* [Objective] Please transcribe the records precisely; pictures stay out of your copy.

BEGIN

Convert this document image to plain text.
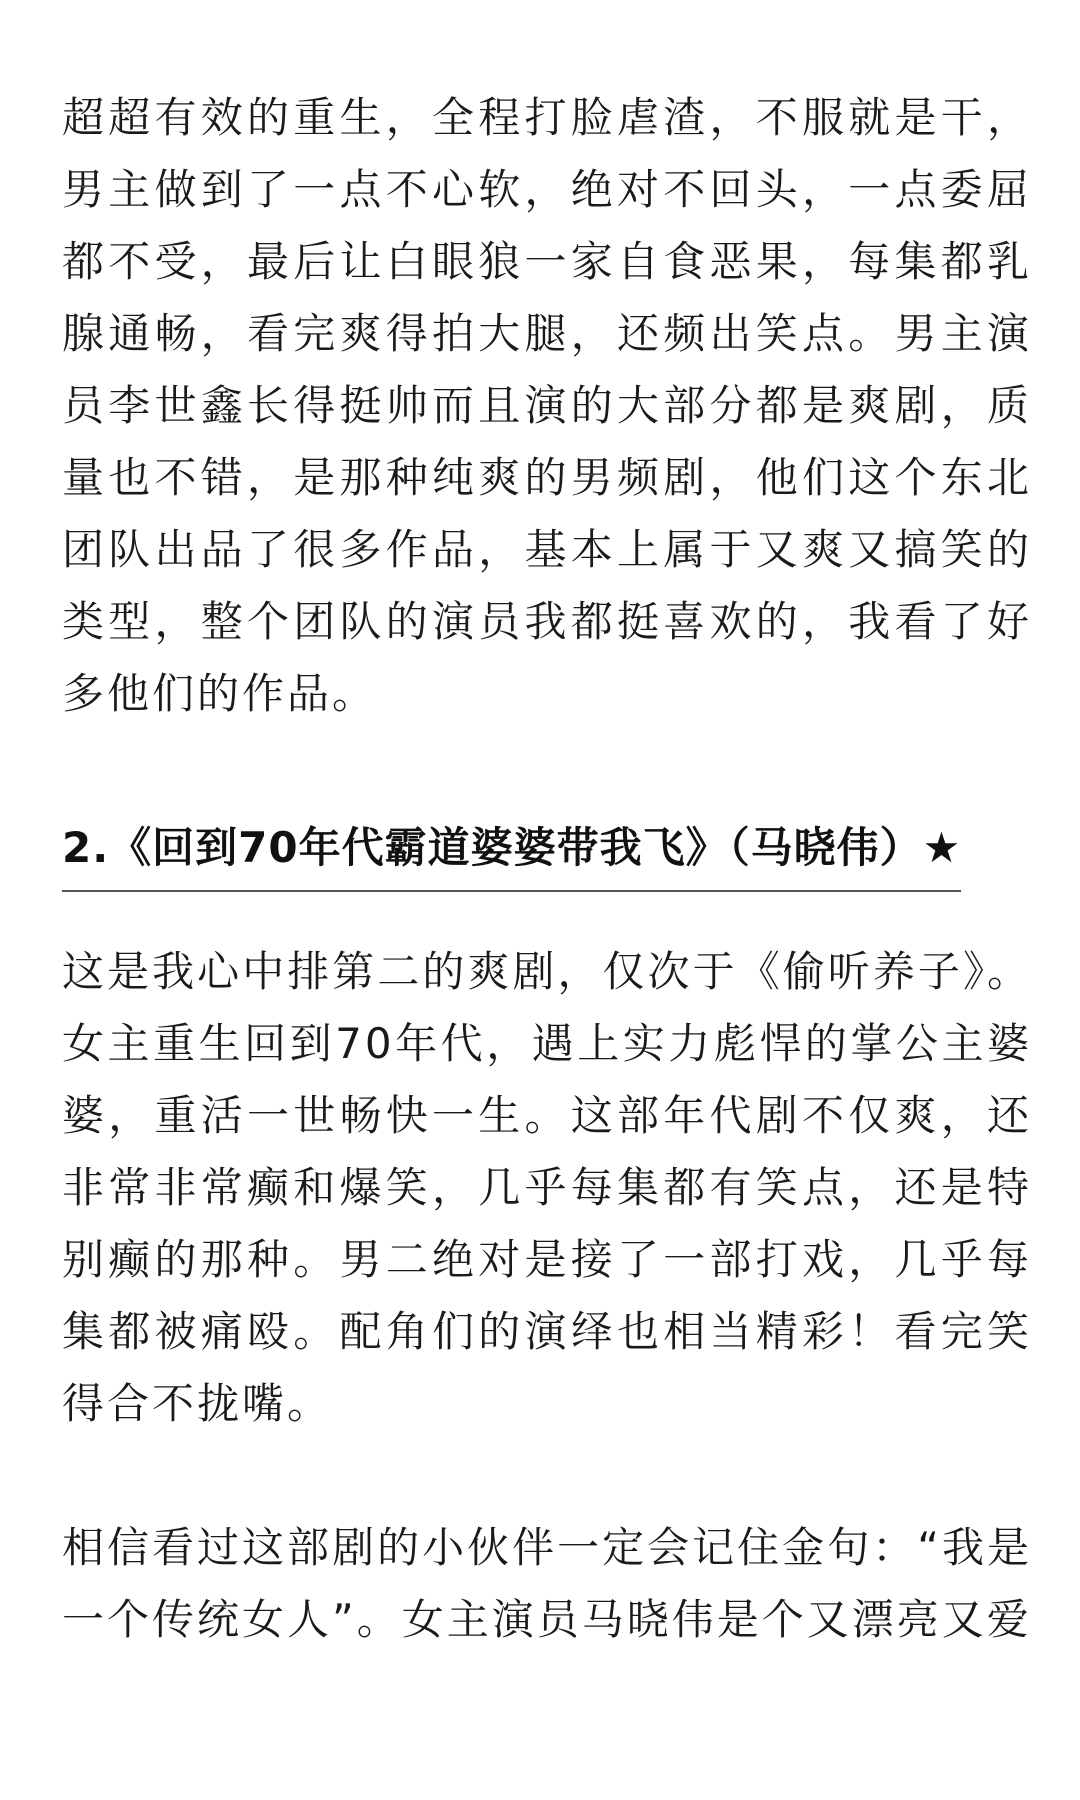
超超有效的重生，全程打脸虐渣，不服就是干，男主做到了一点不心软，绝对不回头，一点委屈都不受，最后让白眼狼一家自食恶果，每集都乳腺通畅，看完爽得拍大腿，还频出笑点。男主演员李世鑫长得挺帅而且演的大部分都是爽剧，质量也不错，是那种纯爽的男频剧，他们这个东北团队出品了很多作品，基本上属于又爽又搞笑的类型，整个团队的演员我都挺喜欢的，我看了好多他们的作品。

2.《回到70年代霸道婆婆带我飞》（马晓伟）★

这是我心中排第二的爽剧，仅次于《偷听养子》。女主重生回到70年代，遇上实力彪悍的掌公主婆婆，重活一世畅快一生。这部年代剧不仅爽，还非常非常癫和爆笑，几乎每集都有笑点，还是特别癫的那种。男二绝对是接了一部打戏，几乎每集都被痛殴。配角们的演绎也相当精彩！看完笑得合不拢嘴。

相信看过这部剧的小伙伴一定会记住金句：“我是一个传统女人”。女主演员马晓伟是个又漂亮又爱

END

* [Response for this exercise]
Convert this document image to plain text.
超超有效的重生，全程打脸虐渣，不服就是干，男主做到了一点不心软，绝对不回头，一点委屈都不受，最后让白眼狼一家自食恶果，每集都乳腺通畅，看完爽得拍大腿，还频出笑点。男主演员李世鑫长得挺帅而且演的大部分都是爽剧，质量也不错，是那种纯爽的男频剧，他们这个东北团队出品了很多作品，基本上属于又爽又搞笑的类型，整个团队的演员我都挺喜欢的，我看了好多他们的作品。

2.《回到70年代霸道婆婆带我飞》（马晓伟）★

这是我心中排第二的爽剧，仅次于《偷听养子》。女主重生回到70年代，遇上实力彪悍的掌公主婆婆，重活一世畅快一生。这部年代剧不仅爽，还非常非常癫和爆笑，几乎每集都有笑点，还是特别癫的那种。男二绝对是接了一部打戏，几乎每集都被痛殴。配角们的演绎也相当精彩！看完笑得合不拢嘴。

相信看过这部剧的小伙伴一定会记住金句：“我是一个传统女人”。女主演员马晓伟是个又漂亮又爱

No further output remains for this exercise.